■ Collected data
================================

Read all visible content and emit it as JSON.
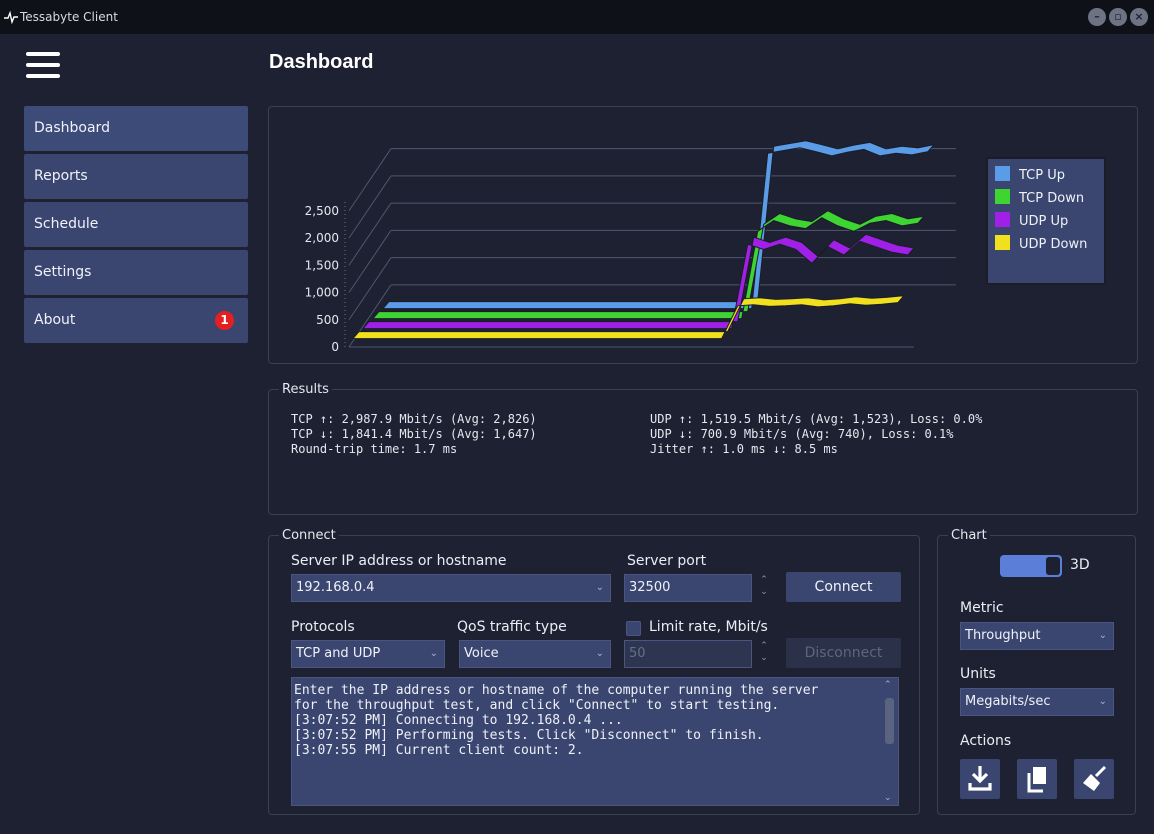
{
  "window": {
    "title": "Tessabyte Client"
  },
  "header": {
    "title": "Dashboard"
  },
  "sidebar": {
    "items": [
      {
        "label": "Dashboard"
      },
      {
        "label": "Reports"
      },
      {
        "label": "Schedule"
      },
      {
        "label": "Settings"
      },
      {
        "label": "About",
        "badge": "1"
      }
    ]
  },
  "chart_data": {
    "type": "line",
    "title": "",
    "three_d": true,
    "y_ticks": [
      "0",
      "500",
      "1,000",
      "1,500",
      "2,000",
      "2,500"
    ],
    "ylim": [
      0,
      2500
    ],
    "series": [
      {
        "name": "TCP Up",
        "color": "#5a9ce8",
        "values": [
          100,
          100,
          100,
          100,
          100,
          100,
          100,
          100,
          100,
          100,
          100,
          100,
          100,
          100,
          100,
          100,
          100,
          100,
          100,
          100,
          100,
          100,
          100,
          100,
          2950,
          3000,
          3050,
          2980,
          2900,
          2970,
          3020,
          2900,
          2950,
          2920,
          2980
        ]
      },
      {
        "name": "TCP Down",
        "color": "#3ed432",
        "values": [
          100,
          100,
          100,
          100,
          100,
          100,
          100,
          100,
          100,
          100,
          100,
          100,
          100,
          100,
          100,
          100,
          100,
          100,
          100,
          100,
          100,
          100,
          100,
          100,
          1700,
          1900,
          1800,
          1750,
          1950,
          1800,
          1700,
          1850,
          1900,
          1800,
          1850
        ]
      },
      {
        "name": "UDP Up",
        "color": "#a020e8",
        "values": [
          100,
          100,
          100,
          100,
          100,
          100,
          100,
          100,
          100,
          100,
          100,
          100,
          100,
          100,
          100,
          100,
          100,
          100,
          100,
          100,
          100,
          100,
          100,
          100,
          1650,
          1550,
          1650,
          1550,
          1300,
          1600,
          1450,
          1700,
          1600,
          1500,
          1450
        ]
      },
      {
        "name": "UDP Down",
        "color": "#f0e01e",
        "values": [
          100,
          100,
          100,
          100,
          100,
          100,
          100,
          100,
          100,
          100,
          100,
          100,
          100,
          100,
          100,
          100,
          100,
          100,
          100,
          100,
          100,
          100,
          100,
          100,
          700,
          720,
          690,
          700,
          720,
          680,
          700,
          740,
          710,
          730,
          760
        ]
      }
    ],
    "legend": "right"
  },
  "results": {
    "legend": "Results",
    "tcp_up": "TCP ↑: 2,987.9 Mbit/s (Avg: 2,826)",
    "tcp_down": "TCP ↓: 1,841.4 Mbit/s (Avg: 1,647)",
    "rtt": "Round-trip time: 1.7 ms",
    "udp_up": "UDP ↑: 1,519.5 Mbit/s (Avg: 1,523), Loss: 0.0%",
    "udp_down": "UDP ↓: 700.9 Mbit/s (Avg: 740), Loss: 0.1%",
    "jitter": "Jitter ↑: 1.0 ms ↓: 8.5 ms"
  },
  "connect": {
    "legend": "Connect",
    "server_label": "Server IP address or hostname",
    "server_value": "192.168.0.4",
    "port_label": "Server port",
    "port_value": "32500",
    "connect_button": "Connect",
    "protocols_label": "Protocols",
    "protocols_value": "TCP and UDP",
    "qos_label": "QoS traffic type",
    "qos_value": "Voice",
    "limit_label": "Limit rate, Mbit/s",
    "limit_value": "50",
    "limit_checked": false,
    "disconnect_button": "Disconnect",
    "log": [
      "Enter the IP address or hostname of the computer running the server",
      "for the throughput test, and click \"Connect\" to start testing.",
      "[3:07:52 PM] Connecting to 192.168.0.4 ...",
      "[3:07:52 PM] Performing tests. Click \"Disconnect\" to finish.",
      "[3:07:55 PM] Current client count: 2."
    ]
  },
  "chart_settings": {
    "legend": "Chart",
    "toggle_label": "3D",
    "toggle_on": true,
    "metric_label": "Metric",
    "metric_value": "Throughput",
    "units_label": "Units",
    "units_value": "Megabits/sec",
    "actions_label": "Actions",
    "actions": [
      "download-icon",
      "copy-icon",
      "clear-icon"
    ]
  }
}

================================

■ Instructions to follow
List the lines of the entries that include "Disconnect".

■ Reply
    "disconnect_button": "Disconnect",
      "[3:07:52 PM] Performing tests. Click \"Disconnect\" to finish.",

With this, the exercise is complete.